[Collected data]
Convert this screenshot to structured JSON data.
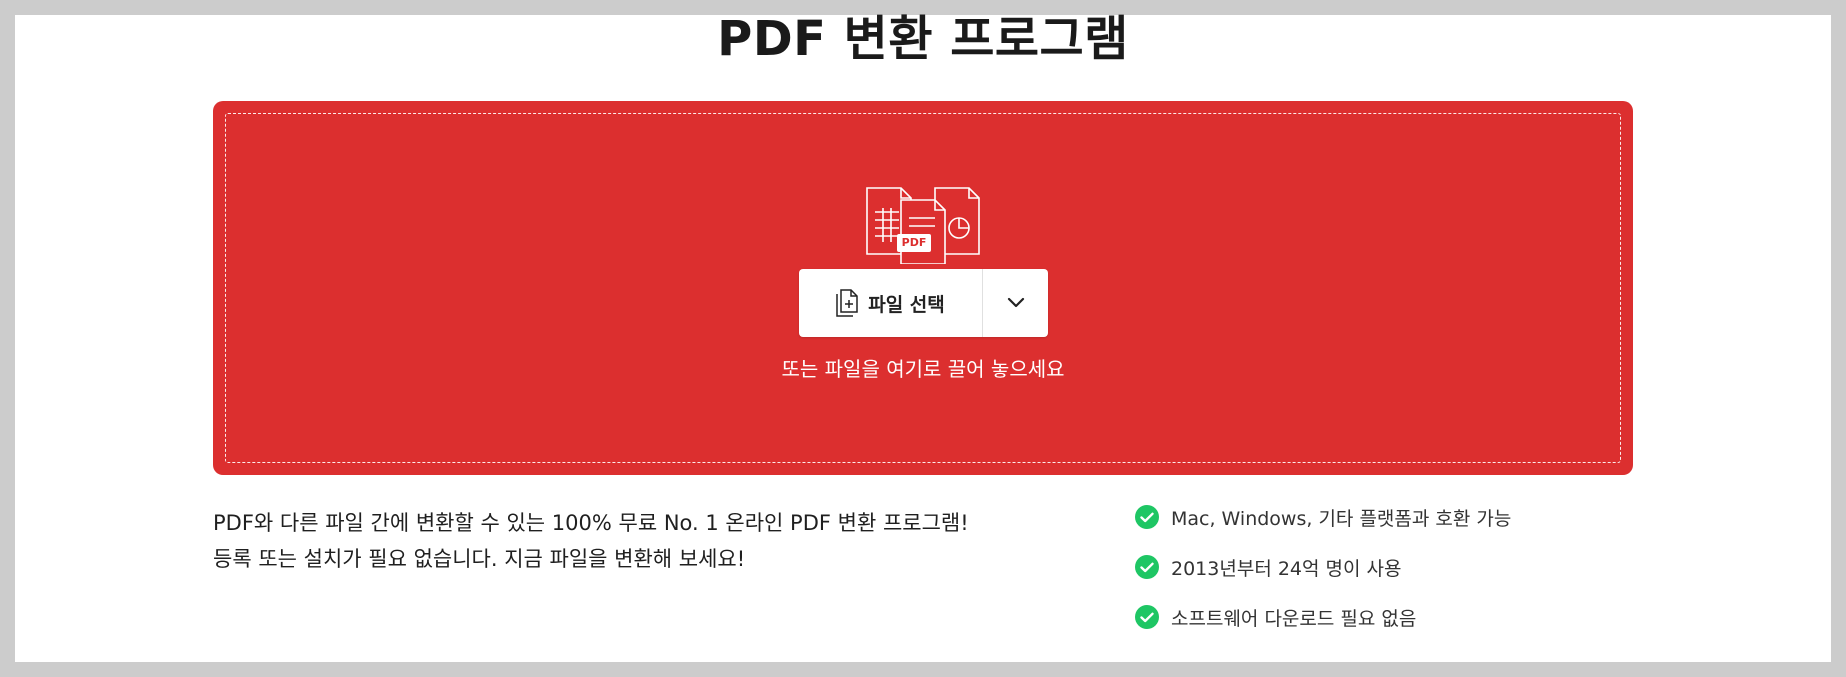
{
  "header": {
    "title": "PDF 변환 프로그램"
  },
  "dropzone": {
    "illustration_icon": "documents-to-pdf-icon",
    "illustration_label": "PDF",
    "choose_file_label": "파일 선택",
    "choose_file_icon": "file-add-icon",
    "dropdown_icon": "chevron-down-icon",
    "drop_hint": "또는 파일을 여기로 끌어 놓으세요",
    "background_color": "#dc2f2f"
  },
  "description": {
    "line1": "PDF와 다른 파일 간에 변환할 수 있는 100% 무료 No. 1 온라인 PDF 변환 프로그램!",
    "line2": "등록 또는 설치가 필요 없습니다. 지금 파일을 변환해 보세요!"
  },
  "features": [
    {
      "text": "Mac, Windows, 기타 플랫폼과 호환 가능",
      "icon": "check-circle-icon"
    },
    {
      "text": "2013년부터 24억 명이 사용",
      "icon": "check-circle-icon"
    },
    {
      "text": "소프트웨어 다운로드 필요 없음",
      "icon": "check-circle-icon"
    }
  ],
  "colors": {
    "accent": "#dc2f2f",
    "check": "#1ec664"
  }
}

- [Request]
Working from the lines above, reproduce the material exactly and exclude its pictures.

- [Final result]
Convert this screenshot to structured JSON data.
{
  "header": {
    "title": "PDF 변환 프로그램"
  },
  "dropzone": {
    "illustration_icon": "documents-to-pdf-icon",
    "illustration_label": "PDF",
    "choose_file_label": "파일 선택",
    "choose_file_icon": "file-add-icon",
    "dropdown_icon": "chevron-down-icon",
    "drop_hint": "또는 파일을 여기로 끌어 놓으세요",
    "background_color": "#dc2f2f"
  },
  "description": {
    "line1": "PDF와 다른 파일 간에 변환할 수 있는 100% 무료 No. 1 온라인 PDF 변환 프로그램!",
    "line2": "등록 또는 설치가 필요 없습니다. 지금 파일을 변환해 보세요!"
  },
  "features": [
    {
      "text": "Mac, Windows, 기타 플랫폼과 호환 가능",
      "icon": "check-circle-icon"
    },
    {
      "text": "2013년부터 24억 명이 사용",
      "icon": "check-circle-icon"
    },
    {
      "text": "소프트웨어 다운로드 필요 없음",
      "icon": "check-circle-icon"
    }
  ],
  "colors": {
    "accent": "#dc2f2f",
    "check": "#1ec664"
  }
}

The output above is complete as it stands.